Given problem: Find and copy each line of the records where the string "entities" shows up.
***** Material supplied *****
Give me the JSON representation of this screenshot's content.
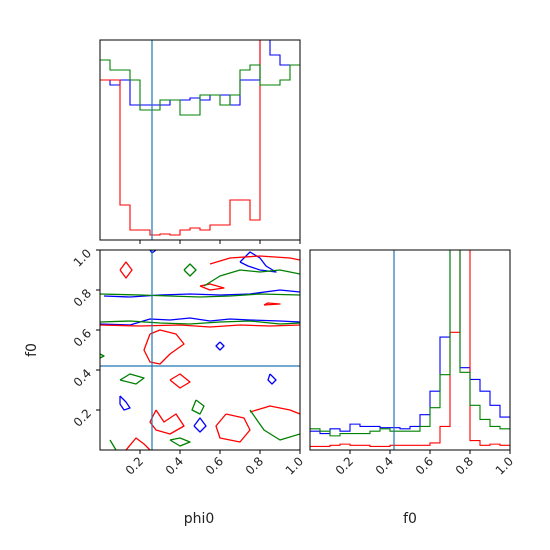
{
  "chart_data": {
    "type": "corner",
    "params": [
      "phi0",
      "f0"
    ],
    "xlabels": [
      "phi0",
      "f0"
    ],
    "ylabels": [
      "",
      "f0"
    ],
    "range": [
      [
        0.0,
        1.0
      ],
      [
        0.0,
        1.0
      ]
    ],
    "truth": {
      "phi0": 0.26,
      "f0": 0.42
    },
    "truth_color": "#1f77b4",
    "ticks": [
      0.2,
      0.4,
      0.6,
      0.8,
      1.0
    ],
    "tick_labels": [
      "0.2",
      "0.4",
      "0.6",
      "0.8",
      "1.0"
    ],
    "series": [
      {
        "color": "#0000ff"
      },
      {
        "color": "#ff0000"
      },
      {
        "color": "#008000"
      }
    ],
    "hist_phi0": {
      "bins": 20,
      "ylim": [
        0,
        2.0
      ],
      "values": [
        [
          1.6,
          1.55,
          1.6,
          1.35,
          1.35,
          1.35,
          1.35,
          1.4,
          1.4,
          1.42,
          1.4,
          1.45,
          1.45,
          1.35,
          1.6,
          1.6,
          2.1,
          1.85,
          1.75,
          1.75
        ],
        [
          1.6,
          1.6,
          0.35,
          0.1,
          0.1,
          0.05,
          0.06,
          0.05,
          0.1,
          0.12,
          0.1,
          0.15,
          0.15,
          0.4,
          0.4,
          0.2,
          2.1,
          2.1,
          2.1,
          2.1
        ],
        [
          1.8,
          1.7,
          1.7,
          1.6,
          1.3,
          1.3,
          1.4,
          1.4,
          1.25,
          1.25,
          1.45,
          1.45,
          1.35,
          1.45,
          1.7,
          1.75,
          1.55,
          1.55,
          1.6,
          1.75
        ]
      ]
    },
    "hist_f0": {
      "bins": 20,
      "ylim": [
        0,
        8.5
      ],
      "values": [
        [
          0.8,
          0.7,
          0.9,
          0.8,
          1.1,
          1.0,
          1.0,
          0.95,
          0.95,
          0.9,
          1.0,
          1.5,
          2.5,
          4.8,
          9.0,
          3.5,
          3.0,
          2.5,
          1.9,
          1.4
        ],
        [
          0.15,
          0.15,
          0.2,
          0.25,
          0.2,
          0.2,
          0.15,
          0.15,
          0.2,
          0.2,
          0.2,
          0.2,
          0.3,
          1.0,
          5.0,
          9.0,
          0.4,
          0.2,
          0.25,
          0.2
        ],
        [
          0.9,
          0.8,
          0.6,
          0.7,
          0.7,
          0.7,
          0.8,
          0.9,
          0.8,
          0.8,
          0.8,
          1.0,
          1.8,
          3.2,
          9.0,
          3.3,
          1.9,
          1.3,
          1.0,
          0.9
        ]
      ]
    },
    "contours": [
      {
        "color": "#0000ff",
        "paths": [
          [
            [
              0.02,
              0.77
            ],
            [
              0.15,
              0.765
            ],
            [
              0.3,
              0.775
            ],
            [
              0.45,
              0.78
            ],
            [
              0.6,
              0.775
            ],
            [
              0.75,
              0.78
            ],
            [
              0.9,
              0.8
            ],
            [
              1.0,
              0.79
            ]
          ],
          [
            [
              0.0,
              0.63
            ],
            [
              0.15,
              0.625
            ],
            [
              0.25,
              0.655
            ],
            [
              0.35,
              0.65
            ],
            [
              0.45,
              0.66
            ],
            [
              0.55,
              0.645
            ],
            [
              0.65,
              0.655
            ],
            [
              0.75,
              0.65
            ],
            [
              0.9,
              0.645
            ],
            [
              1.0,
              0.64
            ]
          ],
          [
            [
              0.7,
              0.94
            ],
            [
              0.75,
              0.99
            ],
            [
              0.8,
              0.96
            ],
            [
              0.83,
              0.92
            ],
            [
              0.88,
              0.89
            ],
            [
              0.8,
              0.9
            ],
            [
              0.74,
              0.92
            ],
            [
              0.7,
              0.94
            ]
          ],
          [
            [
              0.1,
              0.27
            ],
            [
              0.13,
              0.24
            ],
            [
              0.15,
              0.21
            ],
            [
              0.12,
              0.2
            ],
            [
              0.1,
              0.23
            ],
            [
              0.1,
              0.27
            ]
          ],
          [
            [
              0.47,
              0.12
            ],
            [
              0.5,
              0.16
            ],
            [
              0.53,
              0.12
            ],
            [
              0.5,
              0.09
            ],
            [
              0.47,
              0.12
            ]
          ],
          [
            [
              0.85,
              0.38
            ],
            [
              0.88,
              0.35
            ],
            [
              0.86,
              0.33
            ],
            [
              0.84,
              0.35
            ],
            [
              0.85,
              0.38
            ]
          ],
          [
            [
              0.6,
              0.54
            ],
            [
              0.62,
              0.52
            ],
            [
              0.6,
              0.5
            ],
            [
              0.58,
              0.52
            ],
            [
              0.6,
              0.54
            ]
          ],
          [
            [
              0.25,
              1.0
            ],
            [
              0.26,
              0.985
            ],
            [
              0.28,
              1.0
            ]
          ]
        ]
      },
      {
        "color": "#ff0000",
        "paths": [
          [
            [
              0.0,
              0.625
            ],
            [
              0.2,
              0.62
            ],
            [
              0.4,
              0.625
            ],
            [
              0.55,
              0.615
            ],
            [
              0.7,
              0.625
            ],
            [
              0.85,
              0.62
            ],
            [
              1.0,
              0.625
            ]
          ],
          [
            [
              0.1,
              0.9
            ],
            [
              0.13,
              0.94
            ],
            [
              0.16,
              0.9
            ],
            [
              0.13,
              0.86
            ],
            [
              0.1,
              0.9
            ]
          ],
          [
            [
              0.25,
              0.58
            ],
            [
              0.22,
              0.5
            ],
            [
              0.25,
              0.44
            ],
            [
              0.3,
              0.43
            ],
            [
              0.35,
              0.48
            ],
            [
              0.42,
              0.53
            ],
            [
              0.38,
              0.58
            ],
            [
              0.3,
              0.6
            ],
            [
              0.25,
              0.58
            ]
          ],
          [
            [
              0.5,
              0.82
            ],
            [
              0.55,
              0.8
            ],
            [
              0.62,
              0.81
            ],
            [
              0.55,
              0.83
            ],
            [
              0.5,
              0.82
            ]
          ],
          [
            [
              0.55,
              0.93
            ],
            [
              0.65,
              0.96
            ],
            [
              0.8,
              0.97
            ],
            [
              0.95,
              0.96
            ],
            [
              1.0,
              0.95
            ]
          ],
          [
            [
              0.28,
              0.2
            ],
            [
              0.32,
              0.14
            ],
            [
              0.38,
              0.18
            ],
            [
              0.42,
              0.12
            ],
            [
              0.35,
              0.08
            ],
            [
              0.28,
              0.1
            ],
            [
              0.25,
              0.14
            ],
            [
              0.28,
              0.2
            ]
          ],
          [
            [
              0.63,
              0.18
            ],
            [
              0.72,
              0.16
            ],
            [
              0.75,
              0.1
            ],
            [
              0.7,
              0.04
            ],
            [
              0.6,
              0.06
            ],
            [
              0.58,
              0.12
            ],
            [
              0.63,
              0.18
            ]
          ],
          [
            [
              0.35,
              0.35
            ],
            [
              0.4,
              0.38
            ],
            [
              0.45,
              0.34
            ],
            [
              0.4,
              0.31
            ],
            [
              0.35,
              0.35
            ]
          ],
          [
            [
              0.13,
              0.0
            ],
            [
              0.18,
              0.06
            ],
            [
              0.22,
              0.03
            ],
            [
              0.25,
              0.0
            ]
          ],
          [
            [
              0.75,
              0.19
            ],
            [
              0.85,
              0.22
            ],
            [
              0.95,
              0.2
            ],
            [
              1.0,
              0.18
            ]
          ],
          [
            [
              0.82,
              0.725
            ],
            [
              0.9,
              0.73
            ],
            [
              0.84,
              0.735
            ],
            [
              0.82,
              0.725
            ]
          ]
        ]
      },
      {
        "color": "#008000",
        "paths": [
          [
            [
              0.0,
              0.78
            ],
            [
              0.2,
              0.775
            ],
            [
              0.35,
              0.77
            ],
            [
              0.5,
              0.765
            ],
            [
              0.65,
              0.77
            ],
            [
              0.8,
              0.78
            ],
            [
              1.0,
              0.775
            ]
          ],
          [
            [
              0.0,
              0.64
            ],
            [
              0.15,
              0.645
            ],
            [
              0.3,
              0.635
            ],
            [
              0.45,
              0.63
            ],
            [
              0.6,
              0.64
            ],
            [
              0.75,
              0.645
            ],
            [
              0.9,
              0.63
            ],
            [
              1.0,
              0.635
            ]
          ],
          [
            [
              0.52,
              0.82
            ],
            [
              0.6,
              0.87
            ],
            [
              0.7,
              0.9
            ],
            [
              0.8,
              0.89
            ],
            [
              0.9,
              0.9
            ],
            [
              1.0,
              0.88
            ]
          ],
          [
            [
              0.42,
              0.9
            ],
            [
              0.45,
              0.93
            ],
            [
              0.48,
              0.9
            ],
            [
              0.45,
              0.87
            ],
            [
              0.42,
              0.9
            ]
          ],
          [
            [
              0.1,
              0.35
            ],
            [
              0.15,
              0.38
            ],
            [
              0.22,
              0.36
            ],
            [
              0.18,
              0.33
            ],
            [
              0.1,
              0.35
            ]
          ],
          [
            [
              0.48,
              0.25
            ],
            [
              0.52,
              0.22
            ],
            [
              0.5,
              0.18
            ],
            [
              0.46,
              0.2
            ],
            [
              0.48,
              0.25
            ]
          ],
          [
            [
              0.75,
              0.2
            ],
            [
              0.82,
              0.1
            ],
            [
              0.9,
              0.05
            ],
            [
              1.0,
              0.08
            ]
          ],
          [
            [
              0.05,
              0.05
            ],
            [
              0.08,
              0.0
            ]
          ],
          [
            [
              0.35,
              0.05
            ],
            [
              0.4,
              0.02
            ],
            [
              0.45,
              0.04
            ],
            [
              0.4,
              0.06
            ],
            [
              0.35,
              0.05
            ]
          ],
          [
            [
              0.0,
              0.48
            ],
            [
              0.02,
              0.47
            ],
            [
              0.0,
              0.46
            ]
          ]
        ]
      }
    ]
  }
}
*****
***** Material supplied *****
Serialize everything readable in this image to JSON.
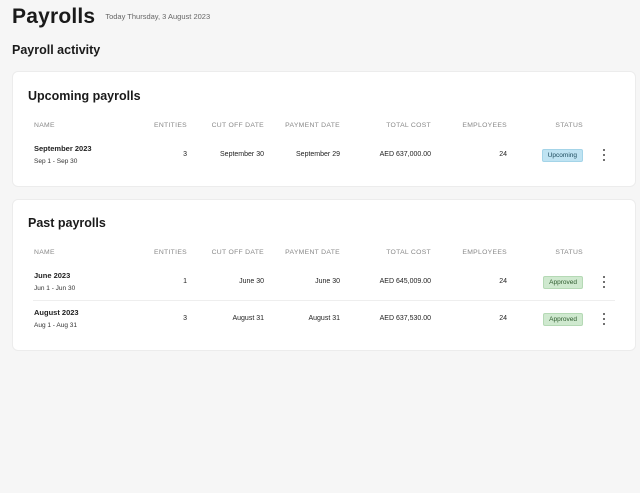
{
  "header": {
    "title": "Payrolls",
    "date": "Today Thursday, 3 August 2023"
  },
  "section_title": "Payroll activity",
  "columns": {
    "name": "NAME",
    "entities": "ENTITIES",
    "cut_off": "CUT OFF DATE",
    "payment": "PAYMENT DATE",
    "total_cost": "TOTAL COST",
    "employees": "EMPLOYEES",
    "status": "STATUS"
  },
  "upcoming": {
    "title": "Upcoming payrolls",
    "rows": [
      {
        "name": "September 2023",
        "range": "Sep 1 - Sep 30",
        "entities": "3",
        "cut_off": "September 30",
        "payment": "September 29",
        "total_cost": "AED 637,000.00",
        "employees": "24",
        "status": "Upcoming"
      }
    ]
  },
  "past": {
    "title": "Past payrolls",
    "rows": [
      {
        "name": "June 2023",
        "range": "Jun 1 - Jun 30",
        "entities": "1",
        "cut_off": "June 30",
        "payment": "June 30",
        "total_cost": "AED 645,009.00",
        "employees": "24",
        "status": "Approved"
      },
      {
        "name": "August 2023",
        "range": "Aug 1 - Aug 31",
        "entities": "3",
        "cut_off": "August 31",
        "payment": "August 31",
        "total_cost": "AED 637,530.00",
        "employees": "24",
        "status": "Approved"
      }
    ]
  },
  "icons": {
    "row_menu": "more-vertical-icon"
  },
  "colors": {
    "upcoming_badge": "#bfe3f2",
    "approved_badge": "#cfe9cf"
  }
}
*****
Final result:
    "entities": "ENTITIES",
        "entities": "3",
        "entities": "1",
        "entities": "3",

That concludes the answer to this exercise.